## Start Records provided

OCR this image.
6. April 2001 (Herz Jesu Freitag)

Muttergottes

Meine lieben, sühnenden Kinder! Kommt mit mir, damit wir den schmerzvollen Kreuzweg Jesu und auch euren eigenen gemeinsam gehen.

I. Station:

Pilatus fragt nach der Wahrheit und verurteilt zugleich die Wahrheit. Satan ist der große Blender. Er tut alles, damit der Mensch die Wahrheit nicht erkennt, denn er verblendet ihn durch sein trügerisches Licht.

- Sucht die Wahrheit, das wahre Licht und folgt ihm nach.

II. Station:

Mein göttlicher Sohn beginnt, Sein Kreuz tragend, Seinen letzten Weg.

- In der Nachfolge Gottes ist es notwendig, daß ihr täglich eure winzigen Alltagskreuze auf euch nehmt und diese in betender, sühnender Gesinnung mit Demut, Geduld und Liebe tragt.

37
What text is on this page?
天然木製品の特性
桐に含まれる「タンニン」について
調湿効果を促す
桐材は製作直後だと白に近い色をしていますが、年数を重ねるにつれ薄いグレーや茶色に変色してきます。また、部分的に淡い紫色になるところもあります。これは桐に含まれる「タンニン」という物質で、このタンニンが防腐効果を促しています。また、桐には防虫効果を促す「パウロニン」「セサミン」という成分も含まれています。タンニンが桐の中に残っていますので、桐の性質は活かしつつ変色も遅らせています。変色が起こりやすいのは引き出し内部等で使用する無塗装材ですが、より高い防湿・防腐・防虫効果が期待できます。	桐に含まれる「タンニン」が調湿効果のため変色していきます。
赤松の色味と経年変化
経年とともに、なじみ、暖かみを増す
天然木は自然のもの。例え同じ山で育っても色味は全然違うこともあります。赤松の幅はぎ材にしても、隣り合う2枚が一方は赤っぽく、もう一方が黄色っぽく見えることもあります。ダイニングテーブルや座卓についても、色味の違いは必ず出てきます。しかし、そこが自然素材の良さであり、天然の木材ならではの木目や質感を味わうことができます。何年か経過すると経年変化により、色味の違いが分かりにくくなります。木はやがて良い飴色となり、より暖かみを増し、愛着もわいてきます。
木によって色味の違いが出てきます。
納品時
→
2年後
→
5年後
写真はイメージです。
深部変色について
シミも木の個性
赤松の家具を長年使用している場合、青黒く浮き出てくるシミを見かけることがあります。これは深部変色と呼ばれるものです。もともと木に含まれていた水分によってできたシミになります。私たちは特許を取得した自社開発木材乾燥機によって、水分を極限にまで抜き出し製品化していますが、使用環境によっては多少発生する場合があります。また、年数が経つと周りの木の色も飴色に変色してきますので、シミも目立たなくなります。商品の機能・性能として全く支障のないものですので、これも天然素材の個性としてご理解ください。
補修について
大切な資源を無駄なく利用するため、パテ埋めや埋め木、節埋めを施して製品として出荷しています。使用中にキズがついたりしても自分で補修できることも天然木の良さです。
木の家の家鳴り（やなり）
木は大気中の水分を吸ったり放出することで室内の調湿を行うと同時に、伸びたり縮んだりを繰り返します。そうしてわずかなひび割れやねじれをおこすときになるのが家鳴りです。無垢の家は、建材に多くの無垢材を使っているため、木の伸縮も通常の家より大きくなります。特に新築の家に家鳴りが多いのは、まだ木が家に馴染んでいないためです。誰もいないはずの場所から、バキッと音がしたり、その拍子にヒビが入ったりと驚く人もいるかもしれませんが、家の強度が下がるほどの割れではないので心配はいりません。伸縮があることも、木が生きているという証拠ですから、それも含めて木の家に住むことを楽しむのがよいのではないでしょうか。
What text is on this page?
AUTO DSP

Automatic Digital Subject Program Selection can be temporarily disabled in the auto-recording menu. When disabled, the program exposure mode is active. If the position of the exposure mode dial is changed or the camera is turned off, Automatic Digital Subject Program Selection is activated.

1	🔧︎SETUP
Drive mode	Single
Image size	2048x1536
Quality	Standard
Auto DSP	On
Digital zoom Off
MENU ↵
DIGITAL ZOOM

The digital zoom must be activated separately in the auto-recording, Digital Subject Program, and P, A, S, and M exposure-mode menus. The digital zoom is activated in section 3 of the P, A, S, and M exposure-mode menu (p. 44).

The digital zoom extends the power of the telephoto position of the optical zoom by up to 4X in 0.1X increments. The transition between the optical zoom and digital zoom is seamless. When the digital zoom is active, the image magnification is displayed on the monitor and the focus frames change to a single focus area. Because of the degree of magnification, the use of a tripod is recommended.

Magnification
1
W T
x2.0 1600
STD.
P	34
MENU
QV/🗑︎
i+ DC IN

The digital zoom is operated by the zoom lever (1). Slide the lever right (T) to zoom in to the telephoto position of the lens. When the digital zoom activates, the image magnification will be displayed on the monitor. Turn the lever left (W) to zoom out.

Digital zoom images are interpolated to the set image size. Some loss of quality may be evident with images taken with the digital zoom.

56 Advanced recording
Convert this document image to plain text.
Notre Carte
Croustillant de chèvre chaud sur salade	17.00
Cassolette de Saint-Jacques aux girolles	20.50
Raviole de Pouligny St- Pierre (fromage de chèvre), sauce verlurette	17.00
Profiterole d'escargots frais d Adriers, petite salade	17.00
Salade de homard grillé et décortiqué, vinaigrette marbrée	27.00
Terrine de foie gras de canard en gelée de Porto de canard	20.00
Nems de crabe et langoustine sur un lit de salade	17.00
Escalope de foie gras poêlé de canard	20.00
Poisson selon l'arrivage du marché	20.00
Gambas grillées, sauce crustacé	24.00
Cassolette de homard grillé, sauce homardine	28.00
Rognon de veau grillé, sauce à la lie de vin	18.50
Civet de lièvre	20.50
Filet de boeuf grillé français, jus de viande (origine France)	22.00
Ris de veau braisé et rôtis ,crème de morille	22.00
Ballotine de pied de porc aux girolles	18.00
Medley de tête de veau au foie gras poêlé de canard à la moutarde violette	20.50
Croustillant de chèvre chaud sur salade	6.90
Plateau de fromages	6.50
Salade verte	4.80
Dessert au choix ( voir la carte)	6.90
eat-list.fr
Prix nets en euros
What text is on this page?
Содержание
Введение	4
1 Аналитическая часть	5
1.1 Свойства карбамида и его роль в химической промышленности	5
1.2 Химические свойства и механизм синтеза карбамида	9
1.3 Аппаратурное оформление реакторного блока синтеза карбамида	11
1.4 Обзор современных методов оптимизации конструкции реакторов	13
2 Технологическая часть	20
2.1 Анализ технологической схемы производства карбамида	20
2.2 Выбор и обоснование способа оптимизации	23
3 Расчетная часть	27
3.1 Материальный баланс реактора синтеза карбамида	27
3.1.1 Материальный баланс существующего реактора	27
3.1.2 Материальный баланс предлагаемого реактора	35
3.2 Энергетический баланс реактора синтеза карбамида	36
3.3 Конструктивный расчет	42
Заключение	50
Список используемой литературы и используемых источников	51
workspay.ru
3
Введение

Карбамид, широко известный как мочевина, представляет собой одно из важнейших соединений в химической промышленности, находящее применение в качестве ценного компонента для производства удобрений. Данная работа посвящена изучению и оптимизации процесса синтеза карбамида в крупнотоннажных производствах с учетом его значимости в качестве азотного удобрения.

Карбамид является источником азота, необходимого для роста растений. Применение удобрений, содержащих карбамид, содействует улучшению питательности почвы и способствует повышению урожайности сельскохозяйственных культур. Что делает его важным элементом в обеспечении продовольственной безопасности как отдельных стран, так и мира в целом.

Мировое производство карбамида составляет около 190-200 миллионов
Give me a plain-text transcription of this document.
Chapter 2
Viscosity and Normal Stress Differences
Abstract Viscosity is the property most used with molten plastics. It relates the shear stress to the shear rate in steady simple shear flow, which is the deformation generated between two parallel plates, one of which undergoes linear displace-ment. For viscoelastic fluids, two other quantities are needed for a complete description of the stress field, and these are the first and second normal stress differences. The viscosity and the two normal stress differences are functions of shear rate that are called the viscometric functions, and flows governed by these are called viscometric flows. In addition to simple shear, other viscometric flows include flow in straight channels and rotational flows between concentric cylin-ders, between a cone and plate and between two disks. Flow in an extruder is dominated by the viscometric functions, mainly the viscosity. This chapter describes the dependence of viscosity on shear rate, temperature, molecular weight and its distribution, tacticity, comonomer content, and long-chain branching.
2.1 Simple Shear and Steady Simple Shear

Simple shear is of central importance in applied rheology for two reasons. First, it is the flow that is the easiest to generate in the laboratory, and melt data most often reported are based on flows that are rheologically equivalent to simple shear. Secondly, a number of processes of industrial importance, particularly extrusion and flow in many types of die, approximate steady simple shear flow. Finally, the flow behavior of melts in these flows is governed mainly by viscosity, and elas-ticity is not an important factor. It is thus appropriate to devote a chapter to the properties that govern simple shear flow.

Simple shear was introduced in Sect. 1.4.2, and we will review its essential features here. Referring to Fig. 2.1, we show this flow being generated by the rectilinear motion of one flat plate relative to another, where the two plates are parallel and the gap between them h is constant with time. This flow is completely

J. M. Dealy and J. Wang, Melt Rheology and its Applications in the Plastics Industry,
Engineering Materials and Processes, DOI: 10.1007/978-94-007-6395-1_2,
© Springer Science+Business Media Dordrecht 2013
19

## End Records provided

*Objective*
Collect each line holding the string "sauce".

*Task response*
Raviole de Pouligny St- Pierre (fromage de chèvre), sauce verlurette	17.00
Gambas grillées, sauce crustacé	24.00
Cassolette de homard grillé, sauce homardine	28.00
Rognon de veau grillé, sauce à la lie de vin	18.50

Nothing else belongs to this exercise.